### Objective
How many of the lines below hold the word "this"? Answer only with the number.

[Start Material]

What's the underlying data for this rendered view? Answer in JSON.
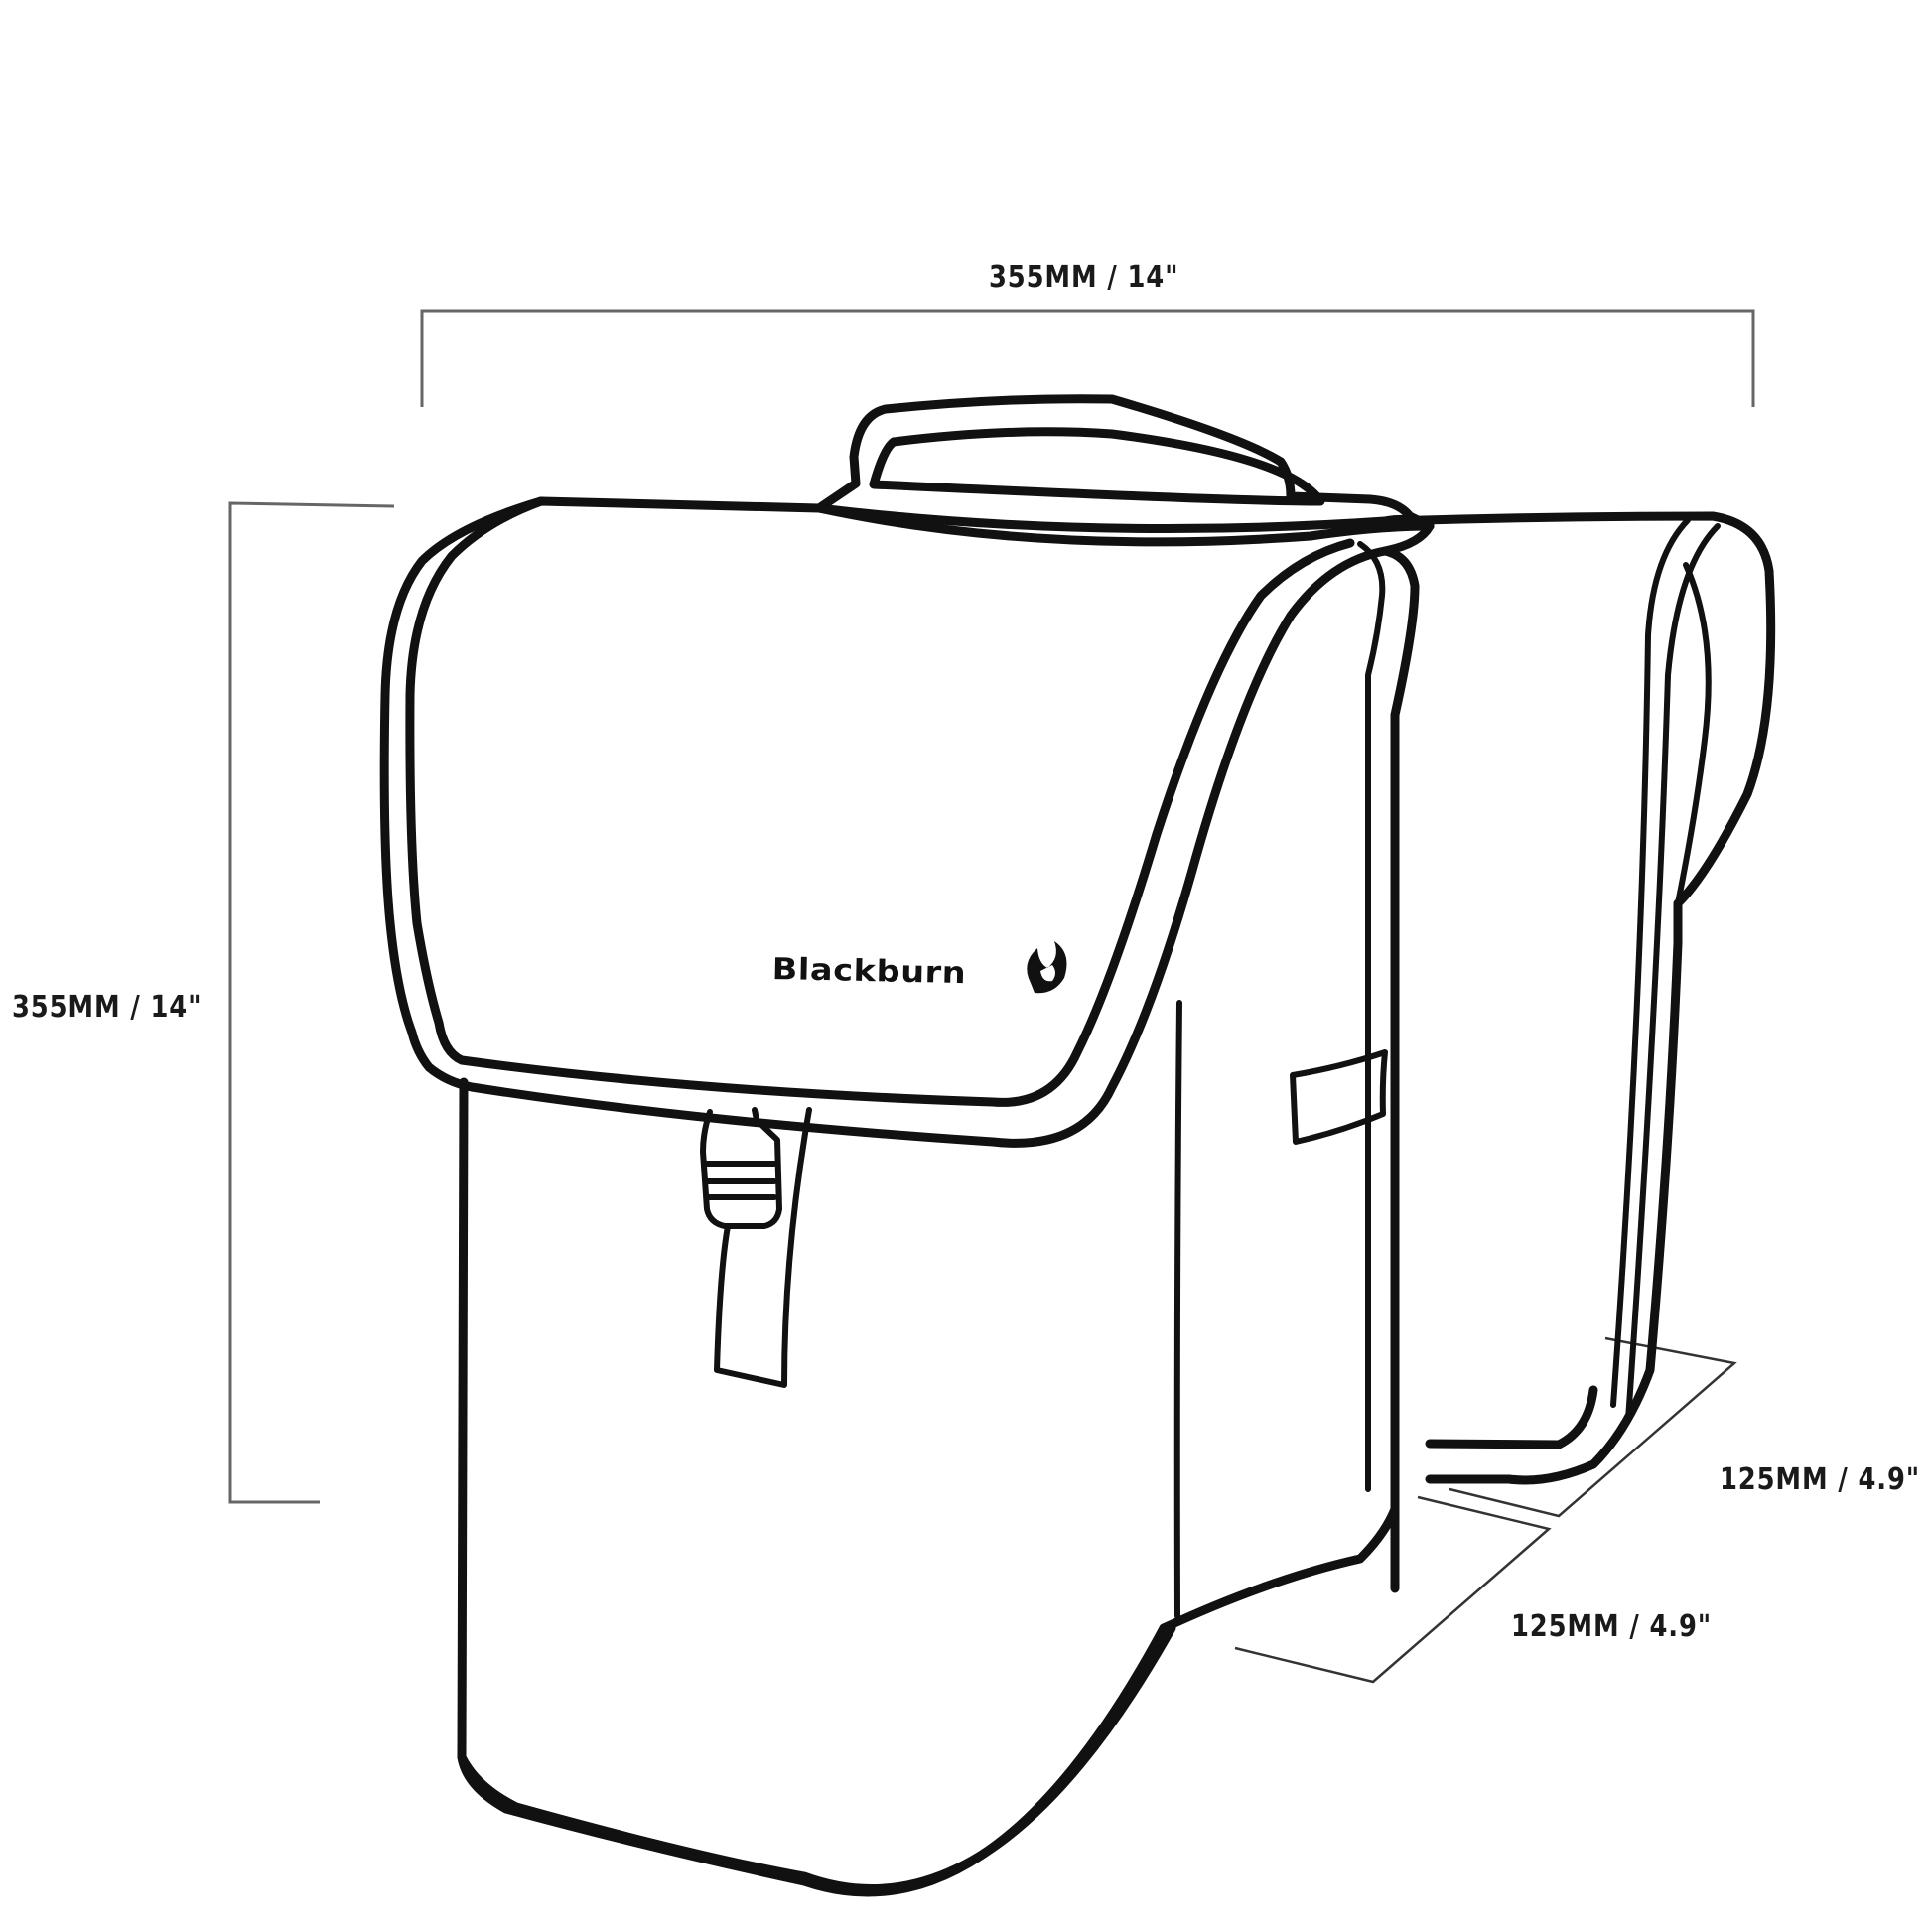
{
  "diagram": {
    "subject": "Blackburn pannier bag dimension drawing",
    "brand_logo": {
      "text": "Blackburn",
      "icon": "flame-logo-icon"
    },
    "dimensions": {
      "width": {
        "label": "355MM / 14\"",
        "mm": 355,
        "inches": 14
      },
      "height": {
        "label": "355MM / 14\"",
        "mm": 355,
        "inches": 14
      },
      "depth_back": {
        "label": "125MM / 4.9\"",
        "mm": 125,
        "inches": 4.9
      },
      "depth_front": {
        "label": "125MM / 4.9\"",
        "mm": 125,
        "inches": 4.9
      }
    },
    "colors": {
      "line": "#111111",
      "dimension_line": "#666666",
      "background": "#ffffff"
    }
  }
}
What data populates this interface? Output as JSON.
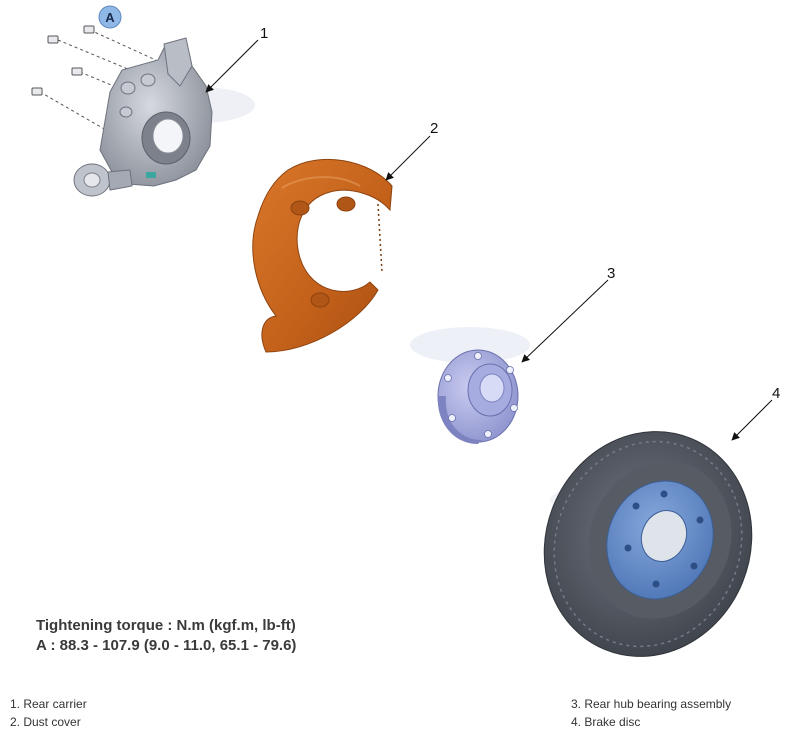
{
  "badge": {
    "label": "A"
  },
  "callouts": [
    "1",
    "2",
    "3",
    "4"
  ],
  "torque": {
    "heading": "Tightening torque : N.m (kgf.m, lb-ft)",
    "spec": "A : 88.3 - 107.9 (9.0 - 11.0, 65.1 - 79.6)"
  },
  "legend": {
    "left": [
      "1. Rear carrier",
      "2. Dust cover"
    ],
    "right": [
      "3. Rear hub bearing assembly",
      "4. Brake disc"
    ]
  },
  "colors": {
    "carrier": "#a9aeb8",
    "dust_cover": "#c8661a",
    "hub_bearing": "#9aa0d8",
    "brake_disc": "#4a4f58",
    "disc_hat": "#5f86c4",
    "badge_fill": "#8fb8e6"
  }
}
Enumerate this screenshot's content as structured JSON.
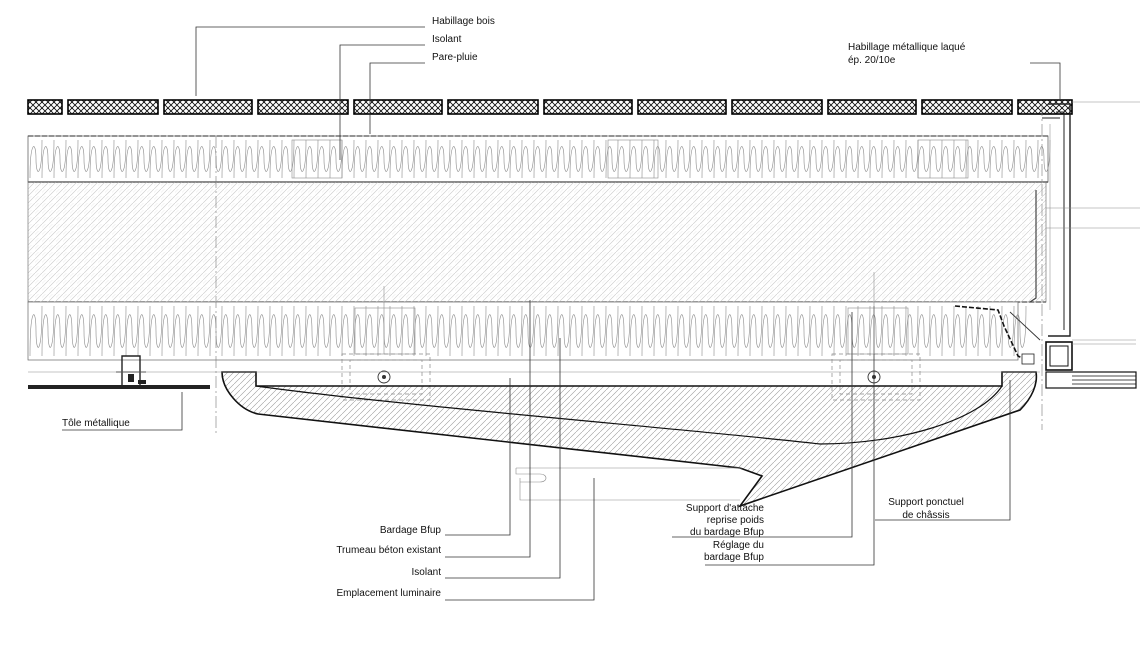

[End Material]

### Response below
3